What you have to do: Your task is to repeat all of the material exactly.
-=-=-=-=-
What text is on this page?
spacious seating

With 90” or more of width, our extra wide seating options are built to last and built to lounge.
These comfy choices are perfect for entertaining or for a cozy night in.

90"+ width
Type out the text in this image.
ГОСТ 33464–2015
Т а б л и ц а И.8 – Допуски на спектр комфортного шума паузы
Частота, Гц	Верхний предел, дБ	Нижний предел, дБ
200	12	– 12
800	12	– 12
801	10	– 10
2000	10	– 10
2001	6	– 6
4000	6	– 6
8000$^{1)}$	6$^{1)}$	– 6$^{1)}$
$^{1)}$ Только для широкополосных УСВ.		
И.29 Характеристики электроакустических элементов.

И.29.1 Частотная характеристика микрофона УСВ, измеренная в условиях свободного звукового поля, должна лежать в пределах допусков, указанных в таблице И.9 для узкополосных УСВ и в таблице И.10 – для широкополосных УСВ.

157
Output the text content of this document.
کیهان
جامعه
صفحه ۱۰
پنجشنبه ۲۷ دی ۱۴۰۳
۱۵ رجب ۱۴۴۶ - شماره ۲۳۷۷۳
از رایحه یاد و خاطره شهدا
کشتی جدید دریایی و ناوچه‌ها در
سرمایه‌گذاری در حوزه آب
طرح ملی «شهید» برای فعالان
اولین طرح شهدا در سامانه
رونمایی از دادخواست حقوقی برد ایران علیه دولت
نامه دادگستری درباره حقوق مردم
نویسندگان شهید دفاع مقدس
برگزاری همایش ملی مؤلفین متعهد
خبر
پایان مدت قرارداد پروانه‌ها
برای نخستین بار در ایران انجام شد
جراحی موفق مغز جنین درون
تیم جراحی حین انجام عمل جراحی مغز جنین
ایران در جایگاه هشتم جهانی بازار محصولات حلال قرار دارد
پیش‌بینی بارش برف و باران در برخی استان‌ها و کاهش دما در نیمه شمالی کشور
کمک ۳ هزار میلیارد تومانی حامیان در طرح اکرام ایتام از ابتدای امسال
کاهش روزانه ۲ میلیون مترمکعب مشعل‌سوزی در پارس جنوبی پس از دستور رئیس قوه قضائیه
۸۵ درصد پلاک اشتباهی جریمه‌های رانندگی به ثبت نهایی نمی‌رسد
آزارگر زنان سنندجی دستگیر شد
-=-=-=-=-
Task output:
What text is on this page?
spacious seating

With 90” or more of width, our extra wide seating options are built to last and built to lounge.
These comfy choices are perfect for entertaining or for a cozy night in.

90"+ width
Type out the text in this image.
ГОСТ 33464–2015
Т а б л и ц а И.8 – Допуски на спектр комфортного шума паузы
Частота, Гц	Верхний предел, дБ	Нижний предел, дБ
200	12	– 12
800	12	– 12
801	10	– 10
2000	10	– 10
2001	6	– 6
4000	6	– 6
8000$^{1)}$	6$^{1)}$	– 6$^{1)}$
$^{1)}$ Только для широкополосных УСВ.		
И.29 Характеристики электроакустических элементов.

И.29.1 Частотная характеристика микрофона УСВ, измеренная в условиях свободного звукового поля, должна лежать в пределах допусков, указанных в таблице И.9 для узкополосных УСВ и в таблице И.10 – для широкополосных УСВ.

157
Output the text content of this document.
کیهان
جامعه
صفحه ۱۰
پنجشنبه ۲۷ دی ۱۴۰۳
۱۵ رجب ۱۴۴۶ - شماره ۲۳۷۷۳
از رایحه یاد و خاطره شهدا
کشتی جدید دریایی و ناوچه‌ها در
سرمایه‌گذاری در حوزه آب
طرح ملی «شهید» برای فعالان
اولین طرح شهدا در سامانه
رونمایی از دادخواست حقوقی برد ایران علیه دولت
نامه دادگستری درباره حقوق مردم
نویسندگان شهید دفاع مقدس
برگزاری همایش ملی مؤلفین متعهد
خبر
پایان مدت قرارداد پروانه‌ها
برای نخستین بار در ایران انجام شد
جراحی موفق مغز جنین درون
تیم جراحی حین انجام عمل جراحی مغز جنین
ایران در جایگاه هشتم جهانی بازار محصولات حلال قرار دارد
پیش‌بینی بارش برف و باران در برخی استان‌ها و کاهش دما در نیمه شمالی کشور
کمک ۳ هزار میلیارد تومانی حامیان در طرح اکرام ایتام از ابتدای امسال
کاهش روزانه ۲ میلیون مترمکعب مشعل‌سوزی در پارس جنوبی پس از دستور رئیس قوه قضائیه
۸۵ درصد پلاک اشتباهی جریمه‌های رانندگی به ثبت نهایی نمی‌رسد
آزارگر زنان سنندجی دستگیر شد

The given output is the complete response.